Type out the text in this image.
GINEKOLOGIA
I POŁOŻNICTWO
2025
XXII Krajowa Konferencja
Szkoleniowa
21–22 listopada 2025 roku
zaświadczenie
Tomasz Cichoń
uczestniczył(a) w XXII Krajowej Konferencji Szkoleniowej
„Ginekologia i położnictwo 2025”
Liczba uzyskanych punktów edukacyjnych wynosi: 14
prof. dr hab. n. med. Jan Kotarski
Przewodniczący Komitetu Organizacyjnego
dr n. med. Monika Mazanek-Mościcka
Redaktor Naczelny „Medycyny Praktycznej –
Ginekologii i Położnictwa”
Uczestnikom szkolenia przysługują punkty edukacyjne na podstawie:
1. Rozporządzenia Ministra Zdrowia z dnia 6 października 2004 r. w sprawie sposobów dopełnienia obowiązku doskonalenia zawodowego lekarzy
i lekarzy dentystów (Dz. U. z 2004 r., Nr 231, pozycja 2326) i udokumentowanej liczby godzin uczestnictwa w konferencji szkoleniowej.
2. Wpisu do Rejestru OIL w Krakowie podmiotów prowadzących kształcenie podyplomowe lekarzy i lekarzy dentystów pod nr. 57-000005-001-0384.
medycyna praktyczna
____
The task: Produce a verbatim transcription of the entries above.

Worked answer:
Type out the text in this image.
GINEKOLOGIA
I POŁOŻNICTWO
2025
XXII Krajowa Konferencja
Szkoleniowa
21–22 listopada 2025 roku
zaświadczenie
Tomasz Cichoń
uczestniczył(a) w XXII Krajowej Konferencji Szkoleniowej
„Ginekologia i położnictwo 2025”
Liczba uzyskanych punktów edukacyjnych wynosi: 14
prof. dr hab. n. med. Jan Kotarski
Przewodniczący Komitetu Organizacyjnego
dr n. med. Monika Mazanek-Mościcka
Redaktor Naczelny „Medycyny Praktycznej –
Ginekologii i Położnictwa”
Uczestnikom szkolenia przysługują punkty edukacyjne na podstawie:
1. Rozporządzenia Ministra Zdrowia z dnia 6 października 2004 r. w sprawie sposobów dopełnienia obowiązku doskonalenia zawodowego lekarzy
i lekarzy dentystów (Dz. U. z 2004 r., Nr 231, pozycja 2326) i udokumentowanej liczby godzin uczestnictwa w konferencji szkoleniowej.
2. Wpisu do Rejestru OIL w Krakowie podmiotów prowadzących kształcenie podyplomowe lekarzy i lekarzy dentystów pod nr. 57-000005-001-0384.
medycyna praktyczna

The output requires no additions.